Stored items from a collection:
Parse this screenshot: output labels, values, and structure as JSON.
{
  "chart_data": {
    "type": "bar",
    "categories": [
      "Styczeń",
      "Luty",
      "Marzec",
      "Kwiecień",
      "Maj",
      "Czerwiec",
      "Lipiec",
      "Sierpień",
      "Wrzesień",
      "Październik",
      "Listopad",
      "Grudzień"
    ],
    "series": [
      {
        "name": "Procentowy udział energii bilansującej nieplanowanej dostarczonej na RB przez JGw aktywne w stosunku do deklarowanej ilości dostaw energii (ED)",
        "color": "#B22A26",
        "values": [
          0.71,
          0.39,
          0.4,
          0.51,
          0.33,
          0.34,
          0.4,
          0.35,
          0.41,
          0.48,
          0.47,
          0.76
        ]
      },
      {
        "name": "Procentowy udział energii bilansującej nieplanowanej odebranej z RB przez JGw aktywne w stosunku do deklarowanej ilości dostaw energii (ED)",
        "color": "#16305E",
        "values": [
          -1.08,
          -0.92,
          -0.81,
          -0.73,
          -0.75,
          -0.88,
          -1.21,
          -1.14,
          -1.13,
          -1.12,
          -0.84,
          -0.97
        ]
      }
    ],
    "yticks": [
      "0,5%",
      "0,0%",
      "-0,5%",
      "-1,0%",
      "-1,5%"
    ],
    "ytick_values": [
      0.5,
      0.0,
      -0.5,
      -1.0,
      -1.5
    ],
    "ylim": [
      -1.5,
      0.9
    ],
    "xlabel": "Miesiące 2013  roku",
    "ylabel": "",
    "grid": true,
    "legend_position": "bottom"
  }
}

_YOUR TASK:_
Nothing should be changed: write out all of the data as is.

_ANSWER TO THE TASK:_
Parse this screenshot: output labels, values, and structure as JSON.
{
  "chart_data": {
    "type": "bar",
    "categories": [
      "Styczeń",
      "Luty",
      "Marzec",
      "Kwiecień",
      "Maj",
      "Czerwiec",
      "Lipiec",
      "Sierpień",
      "Wrzesień",
      "Październik",
      "Listopad",
      "Grudzień"
    ],
    "series": [
      {
        "name": "Procentowy udział energii bilansującej nieplanowanej dostarczonej na RB przez JGw aktywne w stosunku do deklarowanej ilości dostaw energii (ED)",
        "color": "#B22A26",
        "values": [
          0.71,
          0.39,
          0.4,
          0.51,
          0.33,
          0.34,
          0.4,
          0.35,
          0.41,
          0.48,
          0.47,
          0.76
        ]
      },
      {
        "name": "Procentowy udział energii bilansującej nieplanowanej odebranej z RB przez JGw aktywne w stosunku do deklarowanej ilości dostaw energii (ED)",
        "color": "#16305E",
        "values": [
          -1.08,
          -0.92,
          -0.81,
          -0.73,
          -0.75,
          -0.88,
          -1.21,
          -1.14,
          -1.13,
          -1.12,
          -0.84,
          -0.97
        ]
      }
    ],
    "yticks": [
      "0,5%",
      "0,0%",
      "-0,5%",
      "-1,0%",
      "-1,5%"
    ],
    "ytick_values": [
      0.5,
      0.0,
      -0.5,
      -1.0,
      -1.5
    ],
    "ylim": [
      -1.5,
      0.9
    ],
    "xlabel": "Miesiące 2013  roku",
    "ylabel": "",
    "grid": true,
    "legend_position": "bottom"
  }
}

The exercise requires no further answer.